▶ [WHAT YOU WILL DO]
Reproduce the entries below verbatim, starting with the line that contains "avatar[interactable] [625,12,683,70]" and going on through the line that contains "likes-count[interactable]: 148 597", and output only those lines.

'''

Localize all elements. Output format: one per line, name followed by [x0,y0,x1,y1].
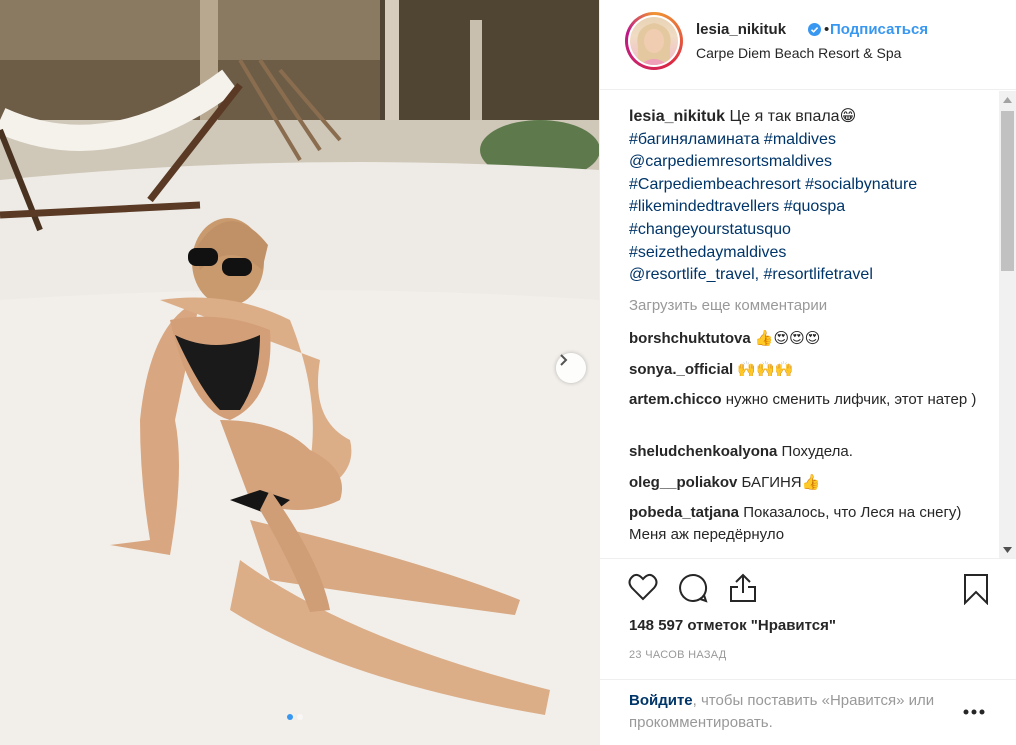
avatar[interactable] [625,12,683,70]
next-photo-button[interactable] [556,353,586,383]
comment: oleg__poliakov БАГИНЯ👍 [629,472,979,494]
separator-dot: • [824,21,830,38]
comment: sonya._official 🙌🙌🙌 [629,359,979,381]
carousel-indicator [287,714,303,720]
post-author-username[interactable]: lesia_nikituk [696,21,786,38]
likes-count[interactable]: 148 597 отметок "Нравится" [629,617,836,634]
post-details-panel: lesia_nikituk • Подписаться Carpe Diem B… [599,0,1016,745]
chevron-right-icon [560,354,568,366]
caption-tag[interactable]: #seizethedaymaldives [629,242,989,265]
scroll-down-arrow-icon[interactable] [999,541,1016,558]
post-actions: 148 597 отметок "Нравится" 23 ЧАСОВ НАЗА… [600,558,1016,740]
caption-tag[interactable]: @carpediemresortsmaldives [629,151,989,174]
comment-username[interactable]: pobeda_tatjana [629,504,739,521]
more-icon[interactable] [963,702,985,720]
comment-text: нужно сменить лифчик, этот натер ) [725,391,977,408]
scroll-up-arrow-icon[interactable] [999,91,1016,108]
comment-text: БАГИНЯ👍 [741,474,821,491]
comment: sheludchenkoalyona Похудела. [629,441,979,463]
follow-button[interactable]: Подписаться [830,21,928,38]
caption-tag[interactable]: #changeyourstatusquo [629,219,989,242]
post-location[interactable]: Carpe Diem Beach Resort & Spa [696,45,901,61]
comment-username[interactable]: sheludchenkoalyona [629,443,777,460]
scrollbar-thumb[interactable] [1001,111,1014,271]
comment-text: 👍😍😍😍 [754,330,821,347]
carousel-dot [297,714,303,720]
comment: borshchuktutova 👍😍😍😍 [629,328,979,350]
login-prompt: Войдите, чтобы поставить «Нравится» или … [600,679,1016,739]
carousel-dot-active [287,714,293,720]
beach-photo-illustration [0,0,599,745]
login-link[interactable]: Войдите [629,692,693,709]
caption-text: Це я так впала😁 [729,108,857,125]
avatar-image [630,17,678,65]
post-caption: lesia_nikituk Це я так впала😁 #багинялам… [629,106,989,287]
comment-username[interactable]: oleg__poliakov [629,474,737,491]
comment-username[interactable]: artem.chicco [629,391,722,408]
post-timestamp[interactable]: 23 ЧАСОВ НАЗАД [629,649,727,661]
comment-icon[interactable] [678,573,708,608]
comments-list[interactable]: lesia_nikituk Це я так впала😁 #багинялам… [600,91,1016,558]
caption-tag[interactable]: #Carpediembeachresort #socialbynature [629,174,989,197]
verified-badge-icon [808,23,821,41]
post-header: lesia_nikituk • Подписаться Carpe Diem B… [600,0,1016,90]
comment-text: Похудела. [781,443,853,460]
comment: pobeda_tatjana Показалось, что Леся на с… [629,502,979,546]
comment-text: 🙌🙌🙌 [737,361,794,378]
caption-tag[interactable]: #likemindedtravellers #quospa [629,196,989,219]
bookmark-icon[interactable] [963,573,989,610]
post-photo[interactable] [0,0,599,745]
comments-scrollbar[interactable] [999,91,1016,558]
comment-username[interactable]: borshchuktutova [629,330,751,347]
comment: artem.chicco нужно сменить лифчик, этот … [629,389,979,411]
comment-username[interactable]: sonya._official [629,361,733,378]
heart-icon[interactable] [628,573,658,606]
caption-tag[interactable]: #багиняламината #maldives [629,129,989,152]
share-icon[interactable] [729,573,757,608]
caption-tag[interactable]: @resortlife_travel, #resortlifetravel [629,264,989,287]
load-more-comments-button[interactable]: Загрузить еще комментарии [629,297,827,314]
caption-username[interactable]: lesia_nikituk [629,108,725,125]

'''

▶ [RESULT OF THE EXERCISE]
avatar[interactable] [625,12,683,70]
next-photo-button[interactable] [556,353,586,383]
comment: oleg__poliakov БАГИНЯ👍 [629,472,979,494]
separator-dot: • [824,21,830,38]
comment: sonya._official 🙌🙌🙌 [629,359,979,381]
carousel-indicator [287,714,303,720]
post-author-username[interactable]: lesia_nikituk [696,21,786,38]
likes-count[interactable]: 148 597 отметок "Нравится" [629,617,836,634]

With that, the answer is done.